- EXERCISE OBJECTIVE -
Filter the entries, keeping every line with the word "READING".

◆ ◆ ◆ ◆ ◆ ◆ ◆

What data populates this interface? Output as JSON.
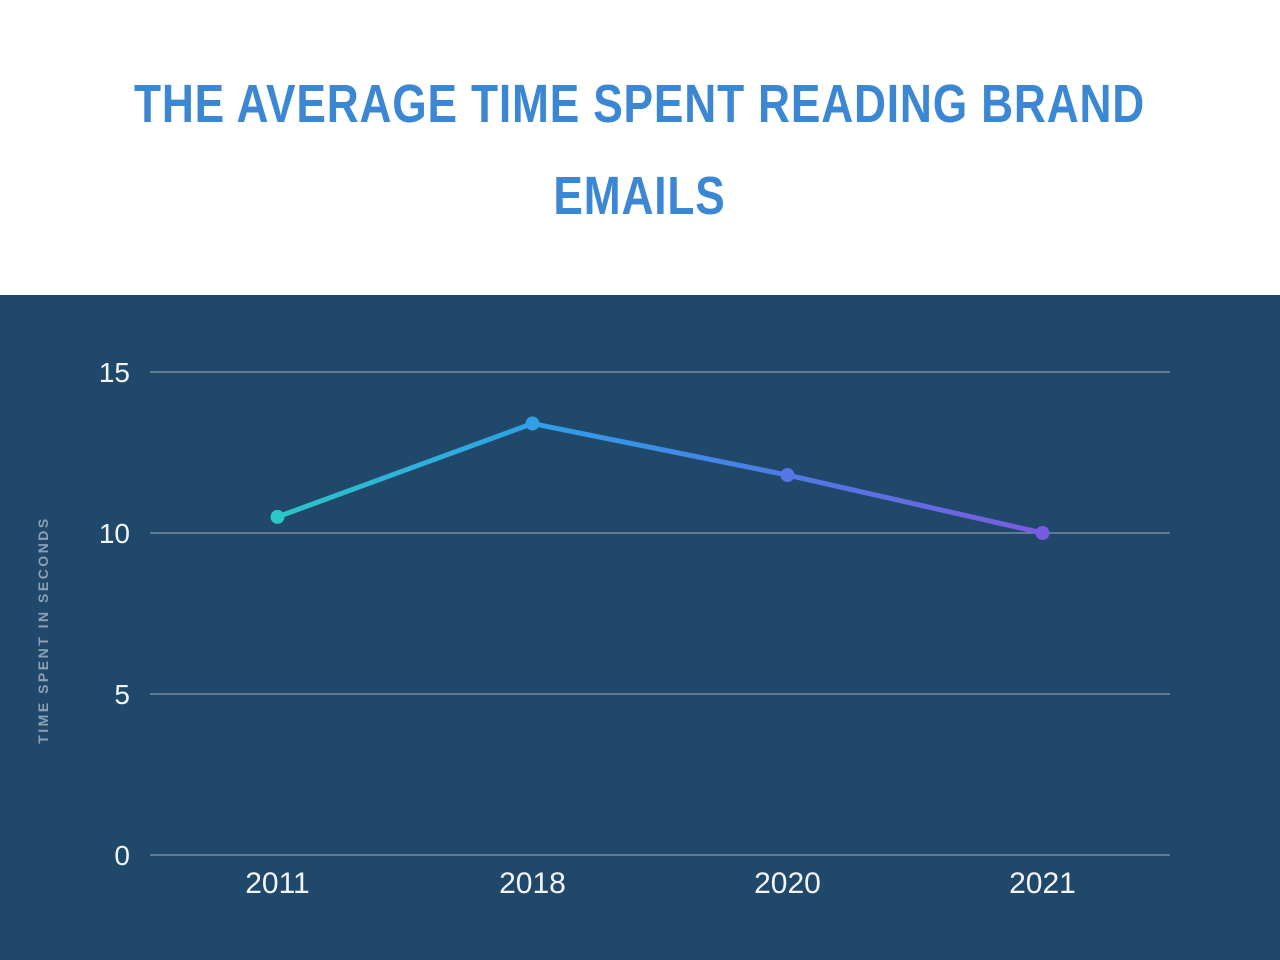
{
  "header": {
    "title_lines": [
      "THE AVERAGE TIME SPENT READING BRAND",
      "EMAILS"
    ]
  },
  "chart_data": {
    "type": "line",
    "title": "THE AVERAGE TIME SPENT READING BRAND EMAILS",
    "categories": [
      "2011",
      "2018",
      "2020",
      "2021"
    ],
    "values": [
      10.5,
      13.4,
      11.8,
      10
    ],
    "xlabel": "",
    "ylabel": "TIME SPENT IN SECONDS",
    "yticks": [
      0,
      5,
      10,
      15
    ],
    "ylim": [
      0,
      16.5
    ],
    "grid": true,
    "legend": "none",
    "colors": {
      "background": "#20486a",
      "title": "#3b87d3",
      "gridline": "rgba(255,255,255,0.45)",
      "tick_label": "#f2f6fa",
      "axis_title": "#8aa0b4",
      "line_gradient": [
        {
          "offset": 0,
          "color": "#2cc5c8"
        },
        {
          "offset": 0.34,
          "color": "#2f9fe8"
        },
        {
          "offset": 0.67,
          "color": "#4e7be6"
        },
        {
          "offset": 1,
          "color": "#7a5bdf"
        }
      ],
      "point_colors": [
        "#2cc5c8",
        "#2f9fe8",
        "#5577e6",
        "#7a5bdf"
      ]
    }
  }
}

◆ ◆ ◆ ◆ ◆ ◆ ◆

- EXERCISE SOLUTION -
      "THE AVERAGE TIME SPENT READING BRAND",
    "title": "THE AVERAGE TIME SPENT READING BRAND EMAILS",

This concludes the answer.